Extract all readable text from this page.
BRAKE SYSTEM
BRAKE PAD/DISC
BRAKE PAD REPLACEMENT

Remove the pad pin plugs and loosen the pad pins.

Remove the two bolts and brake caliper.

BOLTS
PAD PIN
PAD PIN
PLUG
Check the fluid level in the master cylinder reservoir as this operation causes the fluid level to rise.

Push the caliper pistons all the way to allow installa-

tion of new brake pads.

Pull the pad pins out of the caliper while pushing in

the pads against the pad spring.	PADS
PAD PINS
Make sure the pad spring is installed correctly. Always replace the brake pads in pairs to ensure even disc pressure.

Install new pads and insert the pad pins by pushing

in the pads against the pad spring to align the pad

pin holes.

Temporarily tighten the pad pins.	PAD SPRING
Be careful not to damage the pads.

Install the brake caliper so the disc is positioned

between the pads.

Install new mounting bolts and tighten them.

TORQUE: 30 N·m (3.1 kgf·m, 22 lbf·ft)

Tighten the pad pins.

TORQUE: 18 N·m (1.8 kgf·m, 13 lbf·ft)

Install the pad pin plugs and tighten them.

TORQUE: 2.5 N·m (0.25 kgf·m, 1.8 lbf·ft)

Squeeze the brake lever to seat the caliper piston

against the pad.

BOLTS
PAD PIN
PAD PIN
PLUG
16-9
---------------
*CHALLENGE*
Quote the whole listing above, leaving nothing out.

*OUTPUT BELOW*
Extract all readable text from this page.
BRAKE SYSTEM
BRAKE PAD/DISC
BRAKE PAD REPLACEMENT

Remove the pad pin plugs and loosen the pad pins.

Remove the two bolts and brake caliper.

BOLTS
PAD PIN
PAD PIN
PLUG
Check the fluid level in the master cylinder reservoir as this operation causes the fluid level to rise.

Push the caliper pistons all the way to allow installa-

tion of new brake pads.

Pull the pad pins out of the caliper while pushing in

the pads against the pad spring.	PADS
PAD PINS
Make sure the pad spring is installed correctly. Always replace the brake pads in pairs to ensure even disc pressure.

Install new pads and insert the pad pins by pushing

in the pads against the pad spring to align the pad

pin holes.

Temporarily tighten the pad pins.	PAD SPRING
Be careful not to damage the pads.

Install the brake caliper so the disc is positioned

between the pads.

Install new mounting bolts and tighten them.

TORQUE: 30 N·m (3.1 kgf·m, 22 lbf·ft)

Tighten the pad pins.

TORQUE: 18 N·m (1.8 kgf·m, 13 lbf·ft)

Install the pad pin plugs and tighten them.

TORQUE: 2.5 N·m (0.25 kgf·m, 1.8 lbf·ft)

Squeeze the brake lever to seat the caliper piston

against the pad.

BOLTS
PAD PIN
PAD PIN
PLUG
16-9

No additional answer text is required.